• Work to be completed:
Copy out, without any changes, the part of the items that opens with the very first line and closes with the line containing "matrix-cell: 0 [972, 155, 991, 196]", keeping both of those lines.
--- Start Records for the task ---
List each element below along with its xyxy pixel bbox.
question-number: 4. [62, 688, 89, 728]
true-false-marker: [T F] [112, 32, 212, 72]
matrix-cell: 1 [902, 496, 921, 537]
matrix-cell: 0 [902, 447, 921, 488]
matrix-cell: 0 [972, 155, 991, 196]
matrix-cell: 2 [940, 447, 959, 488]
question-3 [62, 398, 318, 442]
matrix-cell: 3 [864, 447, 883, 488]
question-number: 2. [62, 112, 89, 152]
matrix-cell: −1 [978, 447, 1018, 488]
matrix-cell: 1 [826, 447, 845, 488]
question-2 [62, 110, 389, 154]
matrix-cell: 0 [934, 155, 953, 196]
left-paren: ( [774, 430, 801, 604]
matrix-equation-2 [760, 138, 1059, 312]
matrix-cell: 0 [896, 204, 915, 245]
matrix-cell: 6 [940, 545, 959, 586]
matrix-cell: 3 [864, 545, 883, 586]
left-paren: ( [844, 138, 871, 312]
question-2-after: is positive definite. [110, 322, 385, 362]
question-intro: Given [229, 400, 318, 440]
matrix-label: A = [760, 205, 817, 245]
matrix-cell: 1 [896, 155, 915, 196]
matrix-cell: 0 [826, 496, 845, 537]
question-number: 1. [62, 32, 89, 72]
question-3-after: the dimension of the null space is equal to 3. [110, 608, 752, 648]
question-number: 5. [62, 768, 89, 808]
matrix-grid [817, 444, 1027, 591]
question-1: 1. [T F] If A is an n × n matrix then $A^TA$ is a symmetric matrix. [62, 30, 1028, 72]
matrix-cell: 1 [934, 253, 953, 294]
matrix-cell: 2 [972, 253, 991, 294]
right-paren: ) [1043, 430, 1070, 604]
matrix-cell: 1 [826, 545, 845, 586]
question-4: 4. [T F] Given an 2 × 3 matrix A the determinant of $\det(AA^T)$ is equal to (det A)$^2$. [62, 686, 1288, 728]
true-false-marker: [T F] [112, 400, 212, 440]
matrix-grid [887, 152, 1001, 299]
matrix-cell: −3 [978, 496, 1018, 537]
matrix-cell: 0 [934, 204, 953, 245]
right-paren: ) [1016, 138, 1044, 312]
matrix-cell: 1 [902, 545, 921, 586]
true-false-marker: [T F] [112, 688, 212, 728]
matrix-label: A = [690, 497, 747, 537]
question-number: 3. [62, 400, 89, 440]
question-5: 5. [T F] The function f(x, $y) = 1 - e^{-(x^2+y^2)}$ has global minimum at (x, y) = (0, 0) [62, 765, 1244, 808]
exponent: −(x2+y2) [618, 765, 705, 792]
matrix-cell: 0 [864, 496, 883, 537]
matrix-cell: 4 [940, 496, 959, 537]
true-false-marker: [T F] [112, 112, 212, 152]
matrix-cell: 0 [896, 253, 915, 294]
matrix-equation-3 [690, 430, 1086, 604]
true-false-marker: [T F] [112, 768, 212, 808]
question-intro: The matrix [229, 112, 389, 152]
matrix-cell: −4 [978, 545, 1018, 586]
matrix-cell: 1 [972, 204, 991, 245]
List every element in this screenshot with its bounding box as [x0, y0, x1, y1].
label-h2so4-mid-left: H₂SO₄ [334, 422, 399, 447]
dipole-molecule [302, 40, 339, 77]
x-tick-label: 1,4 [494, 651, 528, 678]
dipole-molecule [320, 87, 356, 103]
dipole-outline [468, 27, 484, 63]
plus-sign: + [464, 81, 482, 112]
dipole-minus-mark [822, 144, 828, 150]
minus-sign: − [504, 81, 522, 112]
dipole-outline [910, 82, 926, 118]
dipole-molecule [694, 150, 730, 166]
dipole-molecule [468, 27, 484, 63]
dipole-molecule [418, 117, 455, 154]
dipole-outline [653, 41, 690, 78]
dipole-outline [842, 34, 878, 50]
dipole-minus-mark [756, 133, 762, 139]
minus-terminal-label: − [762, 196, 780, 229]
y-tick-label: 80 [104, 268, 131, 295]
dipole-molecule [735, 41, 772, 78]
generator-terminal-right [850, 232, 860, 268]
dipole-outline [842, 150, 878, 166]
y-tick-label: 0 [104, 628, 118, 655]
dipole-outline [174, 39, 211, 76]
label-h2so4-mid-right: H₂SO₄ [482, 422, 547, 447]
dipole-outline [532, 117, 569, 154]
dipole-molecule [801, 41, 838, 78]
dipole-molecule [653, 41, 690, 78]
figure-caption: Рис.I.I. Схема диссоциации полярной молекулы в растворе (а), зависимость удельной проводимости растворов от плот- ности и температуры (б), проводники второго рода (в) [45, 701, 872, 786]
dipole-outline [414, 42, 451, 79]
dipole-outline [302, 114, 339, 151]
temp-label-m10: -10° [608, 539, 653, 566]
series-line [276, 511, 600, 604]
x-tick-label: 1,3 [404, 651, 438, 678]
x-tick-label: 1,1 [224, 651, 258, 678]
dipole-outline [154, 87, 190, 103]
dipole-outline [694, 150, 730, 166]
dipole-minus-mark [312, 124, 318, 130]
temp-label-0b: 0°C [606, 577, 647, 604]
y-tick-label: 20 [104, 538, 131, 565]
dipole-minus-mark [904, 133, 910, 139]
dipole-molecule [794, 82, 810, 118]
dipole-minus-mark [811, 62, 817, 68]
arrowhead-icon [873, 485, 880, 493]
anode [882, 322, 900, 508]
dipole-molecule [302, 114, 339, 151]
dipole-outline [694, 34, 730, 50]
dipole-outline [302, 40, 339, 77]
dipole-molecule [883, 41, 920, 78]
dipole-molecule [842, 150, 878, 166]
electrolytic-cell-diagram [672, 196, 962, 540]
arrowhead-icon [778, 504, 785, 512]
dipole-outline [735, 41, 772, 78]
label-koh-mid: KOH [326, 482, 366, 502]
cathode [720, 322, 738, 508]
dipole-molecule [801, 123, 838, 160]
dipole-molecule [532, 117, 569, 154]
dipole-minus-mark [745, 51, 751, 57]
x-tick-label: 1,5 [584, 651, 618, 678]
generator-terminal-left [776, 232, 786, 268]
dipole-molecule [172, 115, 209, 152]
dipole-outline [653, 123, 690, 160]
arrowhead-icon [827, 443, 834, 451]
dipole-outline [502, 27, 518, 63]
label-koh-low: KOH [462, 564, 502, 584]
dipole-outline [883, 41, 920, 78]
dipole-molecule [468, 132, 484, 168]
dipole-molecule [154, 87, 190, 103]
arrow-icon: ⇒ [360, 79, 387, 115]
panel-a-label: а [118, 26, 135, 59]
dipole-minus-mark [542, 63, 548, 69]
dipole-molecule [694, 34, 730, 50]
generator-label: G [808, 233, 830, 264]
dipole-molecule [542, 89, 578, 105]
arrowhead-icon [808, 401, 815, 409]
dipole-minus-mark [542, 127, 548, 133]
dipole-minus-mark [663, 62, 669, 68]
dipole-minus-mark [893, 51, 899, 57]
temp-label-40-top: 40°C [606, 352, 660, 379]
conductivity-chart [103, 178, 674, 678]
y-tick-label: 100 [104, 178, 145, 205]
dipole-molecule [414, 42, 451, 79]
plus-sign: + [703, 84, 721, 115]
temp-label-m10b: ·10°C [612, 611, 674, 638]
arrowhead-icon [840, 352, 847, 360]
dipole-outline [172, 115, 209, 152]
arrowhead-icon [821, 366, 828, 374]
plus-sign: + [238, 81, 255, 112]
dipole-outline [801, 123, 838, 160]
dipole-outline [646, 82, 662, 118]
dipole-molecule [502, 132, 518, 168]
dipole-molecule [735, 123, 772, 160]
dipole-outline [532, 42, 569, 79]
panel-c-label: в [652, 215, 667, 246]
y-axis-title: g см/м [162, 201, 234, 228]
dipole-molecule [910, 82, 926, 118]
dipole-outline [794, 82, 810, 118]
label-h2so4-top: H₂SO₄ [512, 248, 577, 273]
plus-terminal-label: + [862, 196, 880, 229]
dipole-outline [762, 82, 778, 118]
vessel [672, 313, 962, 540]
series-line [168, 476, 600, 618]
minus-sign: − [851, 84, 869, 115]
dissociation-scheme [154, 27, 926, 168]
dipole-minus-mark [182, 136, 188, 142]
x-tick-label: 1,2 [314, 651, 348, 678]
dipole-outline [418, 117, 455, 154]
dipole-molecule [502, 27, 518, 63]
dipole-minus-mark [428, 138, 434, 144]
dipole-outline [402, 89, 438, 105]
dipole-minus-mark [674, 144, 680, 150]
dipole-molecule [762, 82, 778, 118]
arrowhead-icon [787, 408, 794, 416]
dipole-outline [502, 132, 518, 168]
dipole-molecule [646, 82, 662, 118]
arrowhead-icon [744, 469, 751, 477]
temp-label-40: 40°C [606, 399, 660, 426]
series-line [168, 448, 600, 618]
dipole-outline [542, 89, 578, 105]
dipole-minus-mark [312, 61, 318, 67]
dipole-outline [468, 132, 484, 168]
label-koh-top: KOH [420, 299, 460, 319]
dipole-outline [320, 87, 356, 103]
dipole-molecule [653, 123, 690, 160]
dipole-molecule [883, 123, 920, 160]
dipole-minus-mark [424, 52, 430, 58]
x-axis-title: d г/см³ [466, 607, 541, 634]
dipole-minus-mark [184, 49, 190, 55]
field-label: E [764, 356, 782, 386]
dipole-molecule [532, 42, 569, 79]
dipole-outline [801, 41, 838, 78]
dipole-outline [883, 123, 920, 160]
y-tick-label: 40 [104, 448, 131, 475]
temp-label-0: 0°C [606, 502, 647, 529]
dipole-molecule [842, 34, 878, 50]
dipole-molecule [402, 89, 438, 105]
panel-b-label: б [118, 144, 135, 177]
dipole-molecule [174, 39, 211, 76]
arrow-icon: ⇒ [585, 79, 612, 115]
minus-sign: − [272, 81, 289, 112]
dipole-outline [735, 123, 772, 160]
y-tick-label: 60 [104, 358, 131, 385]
--- End Records for the task ---
• Answer in full:
List each element below along with its xyxy pixel bbox.
question-number: 4. [62, 688, 89, 728]
true-false-marker: [T F] [112, 32, 212, 72]
matrix-cell: 1 [902, 496, 921, 537]
matrix-cell: 0 [902, 447, 921, 488]
matrix-cell: 0 [972, 155, 991, 196]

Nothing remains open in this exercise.